#### Records for this task ####

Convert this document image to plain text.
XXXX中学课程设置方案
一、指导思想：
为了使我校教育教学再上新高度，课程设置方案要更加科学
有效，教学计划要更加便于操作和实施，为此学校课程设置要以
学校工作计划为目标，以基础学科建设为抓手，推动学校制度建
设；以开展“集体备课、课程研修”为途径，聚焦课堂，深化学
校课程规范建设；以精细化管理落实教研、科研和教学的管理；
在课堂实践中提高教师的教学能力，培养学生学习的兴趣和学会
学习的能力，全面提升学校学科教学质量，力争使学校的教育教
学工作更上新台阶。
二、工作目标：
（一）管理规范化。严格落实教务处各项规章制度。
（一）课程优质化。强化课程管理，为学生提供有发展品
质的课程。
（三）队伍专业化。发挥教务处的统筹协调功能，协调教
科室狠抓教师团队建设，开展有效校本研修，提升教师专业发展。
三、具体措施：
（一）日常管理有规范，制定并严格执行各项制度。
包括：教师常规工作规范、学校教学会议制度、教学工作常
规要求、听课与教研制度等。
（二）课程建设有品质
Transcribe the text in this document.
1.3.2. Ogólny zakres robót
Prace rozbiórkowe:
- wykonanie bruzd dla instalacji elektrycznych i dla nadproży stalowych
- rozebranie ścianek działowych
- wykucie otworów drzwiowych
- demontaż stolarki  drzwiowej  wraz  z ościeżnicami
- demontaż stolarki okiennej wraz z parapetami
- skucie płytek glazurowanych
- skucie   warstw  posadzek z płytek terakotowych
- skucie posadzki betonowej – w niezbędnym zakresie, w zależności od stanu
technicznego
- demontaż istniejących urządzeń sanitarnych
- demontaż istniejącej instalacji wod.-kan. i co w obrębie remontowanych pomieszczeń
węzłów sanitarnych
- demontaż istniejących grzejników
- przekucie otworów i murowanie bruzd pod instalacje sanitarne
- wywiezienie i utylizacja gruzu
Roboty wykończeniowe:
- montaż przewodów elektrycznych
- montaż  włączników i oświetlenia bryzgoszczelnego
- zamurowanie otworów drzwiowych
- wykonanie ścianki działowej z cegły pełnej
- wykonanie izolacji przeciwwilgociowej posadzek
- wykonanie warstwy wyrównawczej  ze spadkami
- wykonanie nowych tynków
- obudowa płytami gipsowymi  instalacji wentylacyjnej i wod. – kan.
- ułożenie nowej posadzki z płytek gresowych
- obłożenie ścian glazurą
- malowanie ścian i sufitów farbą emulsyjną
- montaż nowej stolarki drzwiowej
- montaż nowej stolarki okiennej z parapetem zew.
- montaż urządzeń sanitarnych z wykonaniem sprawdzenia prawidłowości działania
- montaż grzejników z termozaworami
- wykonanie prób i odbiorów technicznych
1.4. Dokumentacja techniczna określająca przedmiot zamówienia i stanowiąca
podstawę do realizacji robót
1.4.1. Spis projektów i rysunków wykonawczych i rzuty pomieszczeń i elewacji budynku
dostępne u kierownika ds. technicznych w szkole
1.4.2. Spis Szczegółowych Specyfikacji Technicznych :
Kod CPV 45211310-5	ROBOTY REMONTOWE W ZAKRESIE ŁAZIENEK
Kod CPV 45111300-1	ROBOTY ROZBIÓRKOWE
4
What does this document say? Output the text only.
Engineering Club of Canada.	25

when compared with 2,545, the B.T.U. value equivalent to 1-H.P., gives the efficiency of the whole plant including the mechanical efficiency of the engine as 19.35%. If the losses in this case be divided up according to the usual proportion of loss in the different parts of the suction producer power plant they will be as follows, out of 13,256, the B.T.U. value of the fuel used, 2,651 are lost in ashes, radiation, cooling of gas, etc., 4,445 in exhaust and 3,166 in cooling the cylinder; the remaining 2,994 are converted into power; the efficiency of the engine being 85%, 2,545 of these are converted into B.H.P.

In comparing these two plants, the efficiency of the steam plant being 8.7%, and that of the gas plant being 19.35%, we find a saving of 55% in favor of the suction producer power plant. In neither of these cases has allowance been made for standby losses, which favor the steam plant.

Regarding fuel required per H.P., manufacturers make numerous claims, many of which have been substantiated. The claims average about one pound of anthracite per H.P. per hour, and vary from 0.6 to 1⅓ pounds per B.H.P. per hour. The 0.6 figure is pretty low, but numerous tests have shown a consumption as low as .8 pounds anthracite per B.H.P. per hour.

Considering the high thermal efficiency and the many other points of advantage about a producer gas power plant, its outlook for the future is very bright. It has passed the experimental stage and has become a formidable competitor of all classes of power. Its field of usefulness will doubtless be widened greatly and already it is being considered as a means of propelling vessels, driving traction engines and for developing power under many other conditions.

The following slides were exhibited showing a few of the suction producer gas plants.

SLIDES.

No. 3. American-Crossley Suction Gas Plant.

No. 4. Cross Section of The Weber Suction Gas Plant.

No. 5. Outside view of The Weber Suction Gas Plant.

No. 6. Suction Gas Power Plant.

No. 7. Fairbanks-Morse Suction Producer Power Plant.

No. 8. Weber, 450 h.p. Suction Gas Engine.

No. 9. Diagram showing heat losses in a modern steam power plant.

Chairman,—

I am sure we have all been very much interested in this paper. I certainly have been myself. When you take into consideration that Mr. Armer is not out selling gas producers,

####

Using the material above, print every entry exactly as written.

■ Response to the exercise
Convert this document image to plain text.
XXXX中学课程设置方案
一、指导思想：
为了使我校教育教学再上新高度，课程设置方案要更加科学
有效，教学计划要更加便于操作和实施，为此学校课程设置要以
学校工作计划为目标，以基础学科建设为抓手，推动学校制度建
设；以开展“集体备课、课程研修”为途径，聚焦课堂，深化学
校课程规范建设；以精细化管理落实教研、科研和教学的管理；
在课堂实践中提高教师的教学能力，培养学生学习的兴趣和学会
学习的能力，全面提升学校学科教学质量，力争使学校的教育教
学工作更上新台阶。
二、工作目标：
（一）管理规范化。严格落实教务处各项规章制度。
（一）课程优质化。强化课程管理，为学生提供有发展品
质的课程。
（三）队伍专业化。发挥教务处的统筹协调功能，协调教
科室狠抓教师团队建设，开展有效校本研修，提升教师专业发展。
三、具体措施：
（一）日常管理有规范，制定并严格执行各项制度。
包括：教师常规工作规范、学校教学会议制度、教学工作常
规要求、听课与教研制度等。
（二）课程建设有品质
Transcribe the text in this document.
1.3.2. Ogólny zakres robót
Prace rozbiórkowe:
- wykonanie bruzd dla instalacji elektrycznych i dla nadproży stalowych
- rozebranie ścianek działowych
- wykucie otworów drzwiowych
- demontaż stolarki  drzwiowej  wraz  z ościeżnicami
- demontaż stolarki okiennej wraz z parapetami
- skucie płytek glazurowanych
- skucie   warstw  posadzek z płytek terakotowych
- skucie posadzki betonowej – w niezbędnym zakresie, w zależności od stanu
technicznego
- demontaż istniejących urządzeń sanitarnych
- demontaż istniejącej instalacji wod.-kan. i co w obrębie remontowanych pomieszczeń
węzłów sanitarnych
- demontaż istniejących grzejników
- przekucie otworów i murowanie bruzd pod instalacje sanitarne
- wywiezienie i utylizacja gruzu
Roboty wykończeniowe:
- montaż przewodów elektrycznych
- montaż  włączników i oświetlenia bryzgoszczelnego
- zamurowanie otworów drzwiowych
- wykonanie ścianki działowej z cegły pełnej
- wykonanie izolacji przeciwwilgociowej posadzek
- wykonanie warstwy wyrównawczej  ze spadkami
- wykonanie nowych tynków
- obudowa płytami gipsowymi  instalacji wentylacyjnej i wod. – kan.
- ułożenie nowej posadzki z płytek gresowych
- obłożenie ścian glazurą
- malowanie ścian i sufitów farbą emulsyjną
- montaż nowej stolarki drzwiowej
- montaż nowej stolarki okiennej z parapetem zew.
- montaż urządzeń sanitarnych z wykonaniem sprawdzenia prawidłowości działania
- montaż grzejników z termozaworami
- wykonanie prób i odbiorów technicznych
1.4. Dokumentacja techniczna określająca przedmiot zamówienia i stanowiąca
podstawę do realizacji robót
1.4.1. Spis projektów i rysunków wykonawczych i rzuty pomieszczeń i elewacji budynku
dostępne u kierownika ds. technicznych w szkole
1.4.2. Spis Szczegółowych Specyfikacji Technicznych :
Kod CPV 45211310-5	ROBOTY REMONTOWE W ZAKRESIE ŁAZIENEK
Kod CPV 45111300-1	ROBOTY ROZBIÓRKOWE
4
What does this document say? Output the text only.
Engineering Club of Canada.	25

when compared with 2,545, the B.T.U. value equivalent to 1-H.P., gives the efficiency of the whole plant including the mechanical efficiency of the engine as 19.35%. If the losses in this case be divided up according to the usual proportion of loss in the different parts of the suction producer power plant they will be as follows, out of 13,256, the B.T.U. value of the fuel used, 2,651 are lost in ashes, radiation, cooling of gas, etc., 4,445 in exhaust and 3,166 in cooling the cylinder; the remaining 2,994 are converted into power; the efficiency of the engine being 85%, 2,545 of these are converted into B.H.P.

In comparing these two plants, the efficiency of the steam plant being 8.7%, and that of the gas plant being 19.35%, we find a saving of 55% in favor of the suction producer power plant. In neither of these cases has allowance been made for standby losses, which favor the steam plant.

Regarding fuel required per H.P., manufacturers make numerous claims, many of which have been substantiated. The claims average about one pound of anthracite per H.P. per hour, and vary from 0.6 to 1⅓ pounds per B.H.P. per hour. The 0.6 figure is pretty low, but numerous tests have shown a consumption as low as .8 pounds anthracite per B.H.P. per hour.

Considering the high thermal efficiency and the many other points of advantage about a producer gas power plant, its outlook for the future is very bright. It has passed the experimental stage and has become a formidable competitor of all classes of power. Its field of usefulness will doubtless be widened greatly and already it is being considered as a means of propelling vessels, driving traction engines and for developing power under many other conditions.

The following slides were exhibited showing a few of the suction producer gas plants.

SLIDES.

No. 3. American-Crossley Suction Gas Plant.

No. 4. Cross Section of The Weber Suction Gas Plant.

No. 5. Outside view of The Weber Suction Gas Plant.

No. 6. Suction Gas Power Plant.

No. 7. Fairbanks-Morse Suction Producer Power Plant.

No. 8. Weber, 450 h.p. Suction Gas Engine.

No. 9. Diagram showing heat losses in a modern steam power plant.

Chairman,—

I am sure we have all been very much interested in this paper. I certainly have been myself. When you take into consideration that Mr. Armer is not out selling gas producers,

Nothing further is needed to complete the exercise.